## Exercise requirements:
Look through the listing for the word "intestinales". Copy each line that has it.

## Data records:
[Start]

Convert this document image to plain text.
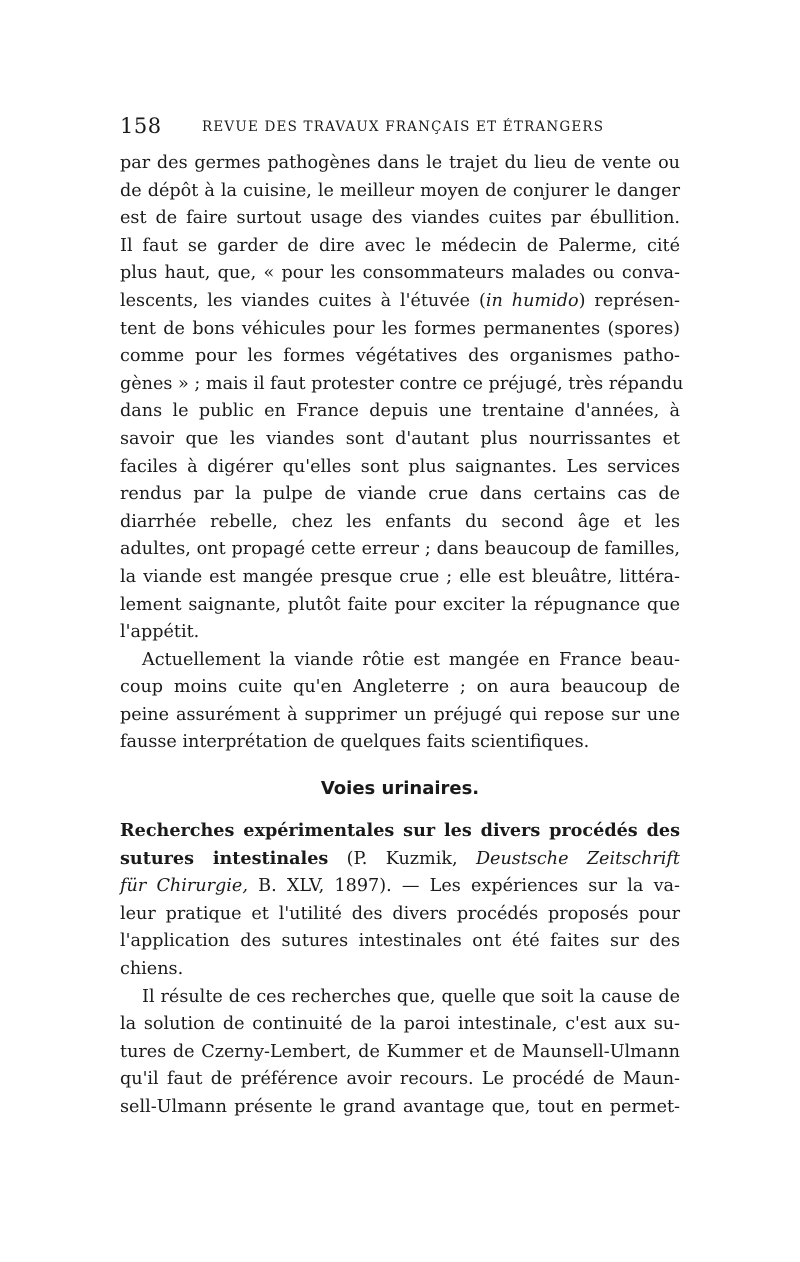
158	REVUE DES TRAVAUX FRANÇAIS ET ÉTRANGERS
par des germes pathogènes dans le trajet du lieu de vente ou
de dépôt à la cuisine, le meilleur moyen de conjurer le danger
est de faire surtout usage des viandes cuites par ébullition.
Il faut se garder de dire avec le médecin de Palerme, cité
plus haut, que, « pour les consommateurs malades ou conva-
lescents, les viandes cuites à l'étuvée (in humido) représen-
tent de bons véhicules pour les formes permanentes (spores)
comme pour les formes végétatives des organismes patho-
gènes » ; mais il faut protester contre ce préjugé, très répandu
dans le public en France depuis une trentaine d'années, à
savoir que les viandes sont d'autant plus nourrissantes et
faciles à digérer qu'elles sont plus saignantes. Les services
rendus par la pulpe de viande crue dans certains cas de
diarrhée rebelle, chez les enfants du second âge et les
adultes, ont propagé cette erreur ; dans beaucoup de familles,
la viande est mangée presque crue ; elle est bleuâtre, littéra-
lement saignante, plutôt faite pour exciter la répugnance que
l'appétit.
Actuellement la viande rôtie est mangée en France beau-
coup moins cuite qu'en Angleterre ; on aura beaucoup de
peine assurément à supprimer un préjugé qui repose sur une
fausse interprétation de quelques faits scientifiques.
Voies urinaires.
Recherches expérimentales sur les divers procédés des
sutures intestinales (P. Kuzmik, Deustsche Zeitschrift
für Chirurgie, B. XLV, 1897). — Les expériences sur la va-
leur pratique et l'utilité des divers procédés proposés pour
l'application des sutures intestinales ont été faites sur des
chiens.
Il résulte de ces recherches que, quelle que soit la cause de
la solution de continuité de la paroi intestinale, c'est aux su-
tures de Czerny-Lembert, de Kummer et de Maunsell-Ulmann
qu'il faut de préférence avoir recours. Le procédé de Maun-
sell-Ulmann présente le grand avantage que, tout en permet-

[End]

## Solution for this problem:
sutures intestinales (P. Kuzmik, Deustsche Zeitschrift
l'application des sutures intestinales ont été faites sur des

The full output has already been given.